## Start Document
A R C H I V E2 0 0 1  
19th
  Tony Cokes
2@ – 3# – 6^
 
  USA 2000 – 2001 – 2001
6:00 – 4:38 – 4:33, BetacamSP, colour, stereo,
 
These videos are introduced as three from a series of five promotional videos. In fact, Cokes' tapes are not designed to promote anything, rather to question the use and value of pop music as a culturally significant (promotional) form(at). Each of the three tapes consists of appropriated text set to 'post-rock' soundtracks. "Materials: text improvised by t.cokes, based on received ideas, rawk criticism, album and song titles, lyrics, etc." The music selected for each piece is as aware of its own references as much as it is celebrating them. The texts are serious just as they dare you to take them seriously. The visual design is constructed entirely from the character generator: music videos without faces and without a product. Slogans and short statements are presented in a ceaseless roll, at times, multiple lines overlapping - visual sound bytes or theoretical headlines. We are challenged to read and ingest these words that come faster than we can take them in, as we listen to the music that suggests parallel reference. According to Seth Price, the composer for '3#', his score is a "textual appropriation," a music structure based on the song 'The Model' by Kraftwerk. '3#' ends with the onscreen quote "I do not fetishize good German pop, I do not fetishize good German pop." Cokes is referring to Price's contrived electro-pop, as well as, most-likely to a John Baldessari video in which a performer writes repeatedly on a black board, "I will not make any more boring art." In the closing credits for '2@', Cokes notes further historic reference at the end of '2@' with, "Inspiration: Rock My Religion. Form: Television Delivers People." Here, he is referring to the classic video art essays by Dan Graham and Richard Serra, respectively. As with 'Rock My Religion', Cokes takes the concept of a subjective historical document. In this case, we are presented with a personalized chronology of the last 40 years of rock and roll, with icons reduced to encapsulating phrases. History centered on our own record collections.
## End Document
## Start Listing
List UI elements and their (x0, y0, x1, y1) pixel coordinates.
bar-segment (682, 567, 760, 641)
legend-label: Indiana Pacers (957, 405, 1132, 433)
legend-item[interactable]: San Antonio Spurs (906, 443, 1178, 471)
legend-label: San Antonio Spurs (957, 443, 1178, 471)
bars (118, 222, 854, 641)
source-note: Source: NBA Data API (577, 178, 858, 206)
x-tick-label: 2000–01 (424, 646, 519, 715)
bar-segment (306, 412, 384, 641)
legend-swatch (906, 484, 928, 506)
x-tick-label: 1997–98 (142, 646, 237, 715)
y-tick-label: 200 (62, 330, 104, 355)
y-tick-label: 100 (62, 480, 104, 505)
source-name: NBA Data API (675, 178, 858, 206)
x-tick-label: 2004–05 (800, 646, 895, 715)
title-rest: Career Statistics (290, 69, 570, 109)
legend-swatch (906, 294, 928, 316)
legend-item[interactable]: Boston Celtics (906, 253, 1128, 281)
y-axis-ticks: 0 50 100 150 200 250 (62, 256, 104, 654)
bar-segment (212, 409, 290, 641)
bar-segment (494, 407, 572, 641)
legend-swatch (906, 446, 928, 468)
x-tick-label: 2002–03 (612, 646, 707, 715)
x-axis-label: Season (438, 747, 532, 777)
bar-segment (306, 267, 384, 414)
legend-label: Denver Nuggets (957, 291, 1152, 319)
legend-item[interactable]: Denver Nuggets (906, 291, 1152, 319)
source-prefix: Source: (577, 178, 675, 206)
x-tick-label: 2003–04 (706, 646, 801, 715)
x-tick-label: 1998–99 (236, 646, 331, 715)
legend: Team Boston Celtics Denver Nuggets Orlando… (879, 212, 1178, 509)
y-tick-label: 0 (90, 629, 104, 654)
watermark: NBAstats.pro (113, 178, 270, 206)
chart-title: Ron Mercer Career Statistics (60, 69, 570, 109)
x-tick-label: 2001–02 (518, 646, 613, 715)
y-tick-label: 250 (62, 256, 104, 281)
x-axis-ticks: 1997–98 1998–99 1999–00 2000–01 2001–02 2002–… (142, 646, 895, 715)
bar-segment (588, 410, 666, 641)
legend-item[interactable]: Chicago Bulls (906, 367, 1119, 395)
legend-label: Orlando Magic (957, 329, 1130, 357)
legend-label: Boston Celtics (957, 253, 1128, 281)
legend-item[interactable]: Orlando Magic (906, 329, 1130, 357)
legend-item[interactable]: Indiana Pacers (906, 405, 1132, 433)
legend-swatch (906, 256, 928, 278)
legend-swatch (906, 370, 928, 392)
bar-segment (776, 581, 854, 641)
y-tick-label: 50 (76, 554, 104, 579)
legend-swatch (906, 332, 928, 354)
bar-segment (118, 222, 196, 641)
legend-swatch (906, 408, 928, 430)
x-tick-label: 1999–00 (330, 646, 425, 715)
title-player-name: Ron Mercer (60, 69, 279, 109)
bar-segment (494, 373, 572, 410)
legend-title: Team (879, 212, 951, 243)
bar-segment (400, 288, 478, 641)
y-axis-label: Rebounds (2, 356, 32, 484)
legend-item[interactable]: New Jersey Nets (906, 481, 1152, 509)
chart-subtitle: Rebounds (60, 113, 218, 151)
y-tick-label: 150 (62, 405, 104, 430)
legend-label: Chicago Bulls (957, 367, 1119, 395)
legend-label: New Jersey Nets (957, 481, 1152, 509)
## End Listing
▸ **Work required**
Write the next part of the description of Tony Cokes' videos, starting after its last sentence. The entries are material separate from the text.

▸ **The reply**
1960s - Motown: The Sound of Young America? The Beatles as a Studio Practice. 1970s - David Bowie: Chameleon Style as Pop Content Vol. 1.0. Art Rock: Inflation and Implosion. Disco: How to Begin a Destructive Loop. 1980s - Madonna: Chameleon Style as Pop Content Vol. 2.0. Sampling as Critical Technique for an Invisible Generation. 1990s - The Revenge of the Producers. Who's The Whore and Who's The Trick Under Capital? Welcome to SWIPE Country

As with much of Coke's previous videotapes, writings and installations, including his work with the collaborative groups X-PRZ and SWIPE 1.0, he puts the music, texts and images that he appropriates in quotes. He is both critical and questioning of their value, just as he seems to be questioning his own role in appreciating that which he is critiquing.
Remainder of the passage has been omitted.